**GIVEN EXERCISE**
Copy out each line that has "caption" in it.
— Begin RECORDED DATA —
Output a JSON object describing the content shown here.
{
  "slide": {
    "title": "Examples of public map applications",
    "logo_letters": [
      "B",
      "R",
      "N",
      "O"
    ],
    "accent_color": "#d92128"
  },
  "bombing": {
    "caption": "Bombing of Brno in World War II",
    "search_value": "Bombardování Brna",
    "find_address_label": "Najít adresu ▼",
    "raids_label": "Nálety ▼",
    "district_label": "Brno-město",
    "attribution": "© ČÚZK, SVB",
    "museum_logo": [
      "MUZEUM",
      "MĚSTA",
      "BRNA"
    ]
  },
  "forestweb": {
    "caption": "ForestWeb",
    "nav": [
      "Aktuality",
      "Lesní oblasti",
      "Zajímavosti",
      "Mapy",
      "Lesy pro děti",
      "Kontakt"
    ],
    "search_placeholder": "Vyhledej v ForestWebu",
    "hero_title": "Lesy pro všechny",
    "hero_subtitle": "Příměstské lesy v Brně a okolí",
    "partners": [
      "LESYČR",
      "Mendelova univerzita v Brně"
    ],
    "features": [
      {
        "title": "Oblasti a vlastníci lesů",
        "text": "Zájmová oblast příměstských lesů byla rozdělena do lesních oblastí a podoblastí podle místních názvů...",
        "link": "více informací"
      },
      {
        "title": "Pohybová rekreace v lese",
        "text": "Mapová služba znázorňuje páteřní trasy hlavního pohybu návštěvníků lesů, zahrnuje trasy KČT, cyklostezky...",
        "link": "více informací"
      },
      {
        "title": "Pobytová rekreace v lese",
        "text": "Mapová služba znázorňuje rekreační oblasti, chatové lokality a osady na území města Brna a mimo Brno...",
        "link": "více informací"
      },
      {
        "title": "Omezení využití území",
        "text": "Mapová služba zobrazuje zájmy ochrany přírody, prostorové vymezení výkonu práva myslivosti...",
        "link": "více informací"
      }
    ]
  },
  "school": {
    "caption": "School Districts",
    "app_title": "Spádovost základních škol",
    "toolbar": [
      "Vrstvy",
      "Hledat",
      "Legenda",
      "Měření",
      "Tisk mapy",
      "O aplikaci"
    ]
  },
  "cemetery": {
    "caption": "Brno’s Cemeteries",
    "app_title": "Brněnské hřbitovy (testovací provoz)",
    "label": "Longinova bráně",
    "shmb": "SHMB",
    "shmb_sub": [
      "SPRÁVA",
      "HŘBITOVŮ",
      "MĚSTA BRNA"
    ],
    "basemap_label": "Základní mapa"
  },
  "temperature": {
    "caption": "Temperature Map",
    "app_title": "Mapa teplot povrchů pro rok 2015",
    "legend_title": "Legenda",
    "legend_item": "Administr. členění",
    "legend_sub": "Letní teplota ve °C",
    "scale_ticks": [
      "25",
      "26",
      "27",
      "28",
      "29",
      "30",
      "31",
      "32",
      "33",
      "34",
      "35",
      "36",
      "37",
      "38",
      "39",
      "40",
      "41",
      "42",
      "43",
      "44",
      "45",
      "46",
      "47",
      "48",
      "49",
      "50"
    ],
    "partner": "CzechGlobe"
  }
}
— End RECORDED DATA —
**OUTPUT**
    "caption": "Bombing of Brno in World War II",
    "caption": "ForestWeb",
    "caption": "School Districts",
    "caption": "Brno’s Cemeteries",
    "caption": "Temperature Map",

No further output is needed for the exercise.